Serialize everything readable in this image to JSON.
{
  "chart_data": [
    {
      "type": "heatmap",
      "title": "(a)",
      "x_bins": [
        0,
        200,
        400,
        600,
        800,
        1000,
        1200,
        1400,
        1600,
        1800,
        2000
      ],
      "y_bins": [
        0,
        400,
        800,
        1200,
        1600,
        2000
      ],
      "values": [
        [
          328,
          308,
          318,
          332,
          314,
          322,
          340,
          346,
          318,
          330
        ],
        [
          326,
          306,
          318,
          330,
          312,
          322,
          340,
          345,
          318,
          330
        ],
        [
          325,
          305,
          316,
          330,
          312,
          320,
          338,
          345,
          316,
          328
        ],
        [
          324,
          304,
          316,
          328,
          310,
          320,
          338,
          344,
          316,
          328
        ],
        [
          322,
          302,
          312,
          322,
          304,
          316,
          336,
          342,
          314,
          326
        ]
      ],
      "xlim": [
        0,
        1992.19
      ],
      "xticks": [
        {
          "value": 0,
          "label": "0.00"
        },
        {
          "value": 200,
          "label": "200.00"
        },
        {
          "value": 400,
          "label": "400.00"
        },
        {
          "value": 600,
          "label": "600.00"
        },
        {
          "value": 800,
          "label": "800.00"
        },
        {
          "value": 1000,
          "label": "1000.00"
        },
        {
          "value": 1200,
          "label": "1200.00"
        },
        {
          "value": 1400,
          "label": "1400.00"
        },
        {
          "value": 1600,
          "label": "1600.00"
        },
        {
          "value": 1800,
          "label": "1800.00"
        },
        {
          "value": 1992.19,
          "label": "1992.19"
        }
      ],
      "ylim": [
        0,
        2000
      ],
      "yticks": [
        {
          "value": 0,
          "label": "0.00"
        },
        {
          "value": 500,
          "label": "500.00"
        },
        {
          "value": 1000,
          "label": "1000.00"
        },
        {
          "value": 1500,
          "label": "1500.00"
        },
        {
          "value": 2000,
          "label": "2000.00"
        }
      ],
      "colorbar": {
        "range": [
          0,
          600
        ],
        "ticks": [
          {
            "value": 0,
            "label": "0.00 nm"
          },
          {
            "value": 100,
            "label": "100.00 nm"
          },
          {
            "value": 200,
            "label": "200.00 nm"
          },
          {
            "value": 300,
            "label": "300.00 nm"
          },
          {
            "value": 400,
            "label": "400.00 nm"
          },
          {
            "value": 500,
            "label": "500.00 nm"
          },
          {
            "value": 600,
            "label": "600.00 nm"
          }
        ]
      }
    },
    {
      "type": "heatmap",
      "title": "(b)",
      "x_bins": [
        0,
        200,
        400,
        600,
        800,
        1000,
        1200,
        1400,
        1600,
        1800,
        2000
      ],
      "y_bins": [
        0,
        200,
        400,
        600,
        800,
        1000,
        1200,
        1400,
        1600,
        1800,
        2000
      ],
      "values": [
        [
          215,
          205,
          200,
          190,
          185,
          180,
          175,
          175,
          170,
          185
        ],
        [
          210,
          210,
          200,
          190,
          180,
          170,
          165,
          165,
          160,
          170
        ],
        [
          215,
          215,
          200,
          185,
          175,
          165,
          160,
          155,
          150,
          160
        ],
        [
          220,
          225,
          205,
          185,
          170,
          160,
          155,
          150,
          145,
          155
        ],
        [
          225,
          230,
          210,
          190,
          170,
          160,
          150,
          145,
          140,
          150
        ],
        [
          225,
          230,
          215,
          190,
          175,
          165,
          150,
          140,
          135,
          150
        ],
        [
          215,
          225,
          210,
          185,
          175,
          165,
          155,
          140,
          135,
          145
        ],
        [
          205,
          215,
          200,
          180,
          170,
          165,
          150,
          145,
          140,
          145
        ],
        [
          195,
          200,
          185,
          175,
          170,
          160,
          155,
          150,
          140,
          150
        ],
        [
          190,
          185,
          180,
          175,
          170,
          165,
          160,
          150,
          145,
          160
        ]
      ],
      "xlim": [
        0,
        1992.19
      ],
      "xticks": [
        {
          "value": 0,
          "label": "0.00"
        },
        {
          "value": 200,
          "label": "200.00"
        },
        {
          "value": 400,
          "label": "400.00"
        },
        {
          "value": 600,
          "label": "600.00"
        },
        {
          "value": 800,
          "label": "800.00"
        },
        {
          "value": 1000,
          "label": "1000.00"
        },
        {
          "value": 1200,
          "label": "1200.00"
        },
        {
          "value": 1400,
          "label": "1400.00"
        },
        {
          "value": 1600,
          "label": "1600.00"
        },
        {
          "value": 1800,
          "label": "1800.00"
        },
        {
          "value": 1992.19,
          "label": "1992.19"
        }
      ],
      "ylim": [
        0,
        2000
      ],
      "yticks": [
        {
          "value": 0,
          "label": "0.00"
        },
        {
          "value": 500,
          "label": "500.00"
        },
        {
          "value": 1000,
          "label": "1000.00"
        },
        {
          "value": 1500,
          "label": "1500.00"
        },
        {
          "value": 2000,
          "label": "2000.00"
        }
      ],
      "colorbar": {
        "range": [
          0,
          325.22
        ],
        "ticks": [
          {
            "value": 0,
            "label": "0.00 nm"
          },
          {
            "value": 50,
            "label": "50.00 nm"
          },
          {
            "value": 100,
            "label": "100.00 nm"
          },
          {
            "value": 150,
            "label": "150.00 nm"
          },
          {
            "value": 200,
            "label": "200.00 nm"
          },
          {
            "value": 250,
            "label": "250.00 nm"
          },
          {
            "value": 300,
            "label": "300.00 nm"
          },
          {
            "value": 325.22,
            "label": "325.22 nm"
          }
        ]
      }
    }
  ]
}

════

WHAT YOU NEED TO DO →
Copy out every line of the data above, exactly as given.

FINAL ANSWER →
Serialize everything readable in this image to JSON.
{
  "chart_data": [
    {
      "type": "heatmap",
      "title": "(a)",
      "x_bins": [
        0,
        200,
        400,
        600,
        800,
        1000,
        1200,
        1400,
        1600,
        1800,
        2000
      ],
      "y_bins": [
        0,
        400,
        800,
        1200,
        1600,
        2000
      ],
      "values": [
        [
          328,
          308,
          318,
          332,
          314,
          322,
          340,
          346,
          318,
          330
        ],
        [
          326,
          306,
          318,
          330,
          312,
          322,
          340,
          345,
          318,
          330
        ],
        [
          325,
          305,
          316,
          330,
          312,
          320,
          338,
          345,
          316,
          328
        ],
        [
          324,
          304,
          316,
          328,
          310,
          320,
          338,
          344,
          316,
          328
        ],
        [
          322,
          302,
          312,
          322,
          304,
          316,
          336,
          342,
          314,
          326
        ]
      ],
      "xlim": [
        0,
        1992.19
      ],
      "xticks": [
        {
          "value": 0,
          "label": "0.00"
        },
        {
          "value": 200,
          "label": "200.00"
        },
        {
          "value": 400,
          "label": "400.00"
        },
        {
          "value": 600,
          "label": "600.00"
        },
        {
          "value": 800,
          "label": "800.00"
        },
        {
          "value": 1000,
          "label": "1000.00"
        },
        {
          "value": 1200,
          "label": "1200.00"
        },
        {
          "value": 1400,
          "label": "1400.00"
        },
        {
          "value": 1600,
          "label": "1600.00"
        },
        {
          "value": 1800,
          "label": "1800.00"
        },
        {
          "value": 1992.19,
          "label": "1992.19"
        }
      ],
      "ylim": [
        0,
        2000
      ],
      "yticks": [
        {
          "value": 0,
          "label": "0.00"
        },
        {
          "value": 500,
          "label": "500.00"
        },
        {
          "value": 1000,
          "label": "1000.00"
        },
        {
          "value": 1500,
          "label": "1500.00"
        },
        {
          "value": 2000,
          "label": "2000.00"
        }
      ],
      "colorbar": {
        "range": [
          0,
          600
        ],
        "ticks": [
          {
            "value": 0,
            "label": "0.00 nm"
          },
          {
            "value": 100,
            "label": "100.00 nm"
          },
          {
            "value": 200,
            "label": "200.00 nm"
          },
          {
            "value": 300,
            "label": "300.00 nm"
          },
          {
            "value": 400,
            "label": "400.00 nm"
          },
          {
            "value": 500,
            "label": "500.00 nm"
          },
          {
            "value": 600,
            "label": "600.00 nm"
          }
        ]
      }
    },
    {
      "type": "heatmap",
      "title": "(b)",
      "x_bins": [
        0,
        200,
        400,
        600,
        800,
        1000,
        1200,
        1400,
        1600,
        1800,
        2000
      ],
      "y_bins": [
        0,
        200,
        400,
        600,
        800,
        1000,
        1200,
        1400,
        1600,
        1800,
        2000
      ],
      "values": [
        [
          215,
          205,
          200,
          190,
          185,
          180,
          175,
          175,
          170,
          185
        ],
        [
          210,
          210,
          200,
          190,
          180,
          170,
          165,
          165,
          160,
          170
        ],
        [
          215,
          215,
          200,
          185,
          175,
          165,
          160,
          155,
          150,
          160
        ],
        [
          220,
          225,
          205,
          185,
          170,
          160,
          155,
          150,
          145,
          155
        ],
        [
          225,
          230,
          210,
          190,
          170,
          160,
          150,
          145,
          140,
          150
        ],
        [
          225,
          230,
          215,
          190,
          175,
          165,
          150,
          140,
          135,
          150
        ],
        [
          215,
          225,
          210,
          185,
          175,
          165,
          155,
          140,
          135,
          145
        ],
        [
          205,
          215,
          200,
          180,
          170,
          165,
          150,
          145,
          140,
          145
        ],
        [
          195,
          200,
          185,
          175,
          170,
          160,
          155,
          150,
          140,
          150
        ],
        [
          190,
          185,
          180,
          175,
          170,
          165,
          160,
          150,
          145,
          160
        ]
      ],
      "xlim": [
        0,
        1992.19
      ],
      "xticks": [
        {
          "value": 0,
          "label": "0.00"
        },
        {
          "value": 200,
          "label": "200.00"
        },
        {
          "value": 400,
          "label": "400.00"
        },
        {
          "value": 600,
          "label": "600.00"
        },
        {
          "value": 800,
          "label": "800.00"
        },
        {
          "value": 1000,
          "label": "1000.00"
        },
        {
          "value": 1200,
          "label": "1200.00"
        },
        {
          "value": 1400,
          "label": "1400.00"
        },
        {
          "value": 1600,
          "label": "1600.00"
        },
        {
          "value": 1800,
          "label": "1800.00"
        },
        {
          "value": 1992.19,
          "label": "1992.19"
        }
      ],
      "ylim": [
        0,
        2000
      ],
      "yticks": [
        {
          "value": 0,
          "label": "0.00"
        },
        {
          "value": 500,
          "label": "500.00"
        },
        {
          "value": 1000,
          "label": "1000.00"
        },
        {
          "value": 1500,
          "label": "1500.00"
        },
        {
          "value": 2000,
          "label": "2000.00"
        }
      ],
      "colorbar": {
        "range": [
          0,
          325.22
        ],
        "ticks": [
          {
            "value": 0,
            "label": "0.00 nm"
          },
          {
            "value": 50,
            "label": "50.00 nm"
          },
          {
            "value": 100,
            "label": "100.00 nm"
          },
          {
            "value": 150,
            "label": "150.00 nm"
          },
          {
            "value": 200,
            "label": "200.00 nm"
          },
          {
            "value": 250,
            "label": "250.00 nm"
          },
          {
            "value": 300,
            "label": "300.00 nm"
          },
          {
            "value": 325.22,
            "label": "325.22 nm"
          }
        ]
      }
    }
  ]
}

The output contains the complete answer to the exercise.